◆ SHORT EXERCISE:
Nothing but the lines from the one containing "Output the text content of this document." through the last line should be written out, please, exactly as they stand.

◆ PROVIDED RECORDS:
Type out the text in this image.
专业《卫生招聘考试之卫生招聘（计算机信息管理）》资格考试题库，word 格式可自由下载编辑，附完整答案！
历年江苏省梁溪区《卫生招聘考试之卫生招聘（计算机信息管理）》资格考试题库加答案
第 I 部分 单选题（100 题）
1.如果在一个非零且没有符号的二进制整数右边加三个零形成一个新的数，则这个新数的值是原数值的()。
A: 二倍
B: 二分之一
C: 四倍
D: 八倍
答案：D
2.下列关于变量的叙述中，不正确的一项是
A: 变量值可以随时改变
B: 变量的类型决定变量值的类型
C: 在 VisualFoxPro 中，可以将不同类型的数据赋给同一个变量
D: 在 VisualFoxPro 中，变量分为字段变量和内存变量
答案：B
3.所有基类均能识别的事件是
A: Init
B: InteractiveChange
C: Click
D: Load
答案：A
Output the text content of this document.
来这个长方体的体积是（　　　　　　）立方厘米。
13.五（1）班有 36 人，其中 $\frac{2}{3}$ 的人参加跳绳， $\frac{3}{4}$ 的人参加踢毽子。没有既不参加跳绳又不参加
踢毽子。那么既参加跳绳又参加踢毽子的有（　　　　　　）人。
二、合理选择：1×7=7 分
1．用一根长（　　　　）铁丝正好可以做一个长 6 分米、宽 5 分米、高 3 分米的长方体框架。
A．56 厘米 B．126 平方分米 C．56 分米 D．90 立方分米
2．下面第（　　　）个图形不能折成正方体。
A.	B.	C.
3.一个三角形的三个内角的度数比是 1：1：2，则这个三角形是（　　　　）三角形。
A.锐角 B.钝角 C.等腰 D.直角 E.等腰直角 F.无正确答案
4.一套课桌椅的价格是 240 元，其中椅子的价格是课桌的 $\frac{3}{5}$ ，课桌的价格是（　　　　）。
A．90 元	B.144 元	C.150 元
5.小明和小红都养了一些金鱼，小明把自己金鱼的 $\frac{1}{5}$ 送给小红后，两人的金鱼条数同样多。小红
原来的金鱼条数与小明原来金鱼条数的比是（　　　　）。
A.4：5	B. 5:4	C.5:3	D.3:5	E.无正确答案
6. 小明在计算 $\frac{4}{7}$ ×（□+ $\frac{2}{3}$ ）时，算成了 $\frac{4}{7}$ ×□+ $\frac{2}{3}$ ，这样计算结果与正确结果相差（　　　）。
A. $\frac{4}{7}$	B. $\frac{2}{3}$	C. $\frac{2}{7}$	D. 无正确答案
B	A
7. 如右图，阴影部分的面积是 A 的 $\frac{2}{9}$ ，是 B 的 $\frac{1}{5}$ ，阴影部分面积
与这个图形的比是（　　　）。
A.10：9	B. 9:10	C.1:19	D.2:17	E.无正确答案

◆ FINISHED TASK:
Output the text content of this document.
来这个长方体的体积是（　　　　　　）立方厘米。
13.五（1）班有 36 人，其中 $\frac{2}{3}$ 的人参加跳绳， $\frac{3}{4}$ 的人参加踢毽子。没有既不参加跳绳又不参加
踢毽子。那么既参加跳绳又参加踢毽子的有（　　　　　　）人。
二、合理选择：1×7=7 分
1．用一根长（　　　　）铁丝正好可以做一个长 6 分米、宽 5 分米、高 3 分米的长方体框架。
A．56 厘米 B．126 平方分米 C．56 分米 D．90 立方分米
2．下面第（　　　）个图形不能折成正方体。
A.	B.	C.
3.一个三角形的三个内角的度数比是 1：1：2，则这个三角形是（　　　　）三角形。
A.锐角 B.钝角 C.等腰 D.直角 E.等腰直角 F.无正确答案
4.一套课桌椅的价格是 240 元，其中椅子的价格是课桌的 $\frac{3}{5}$ ，课桌的价格是（　　　　）。
A．90 元	B.144 元	C.150 元
5.小明和小红都养了一些金鱼，小明把自己金鱼的 $\frac{1}{5}$ 送给小红后，两人的金鱼条数同样多。小红
原来的金鱼条数与小明原来金鱼条数的比是（　　　　）。
A.4：5	B. 5:4	C.5:3	D.3:5	E.无正确答案
6. 小明在计算 $\frac{4}{7}$ ×（□+ $\frac{2}{3}$ ）时，算成了 $\frac{4}{7}$ ×□+ $\frac{2}{3}$ ，这样计算结果与正确结果相差（　　　）。
A. $\frac{4}{7}$	B. $\frac{2}{3}$	C. $\frac{2}{7}$	D. 无正确答案
B	A
7. 如右图，阴影部分的面积是 A 的 $\frac{2}{9}$ ，是 B 的 $\frac{1}{5}$ ，阴影部分面积
与这个图形的比是（　　　）。
A.10：9	B. 9:10	C.1:19	D.2:17	E.无正确答案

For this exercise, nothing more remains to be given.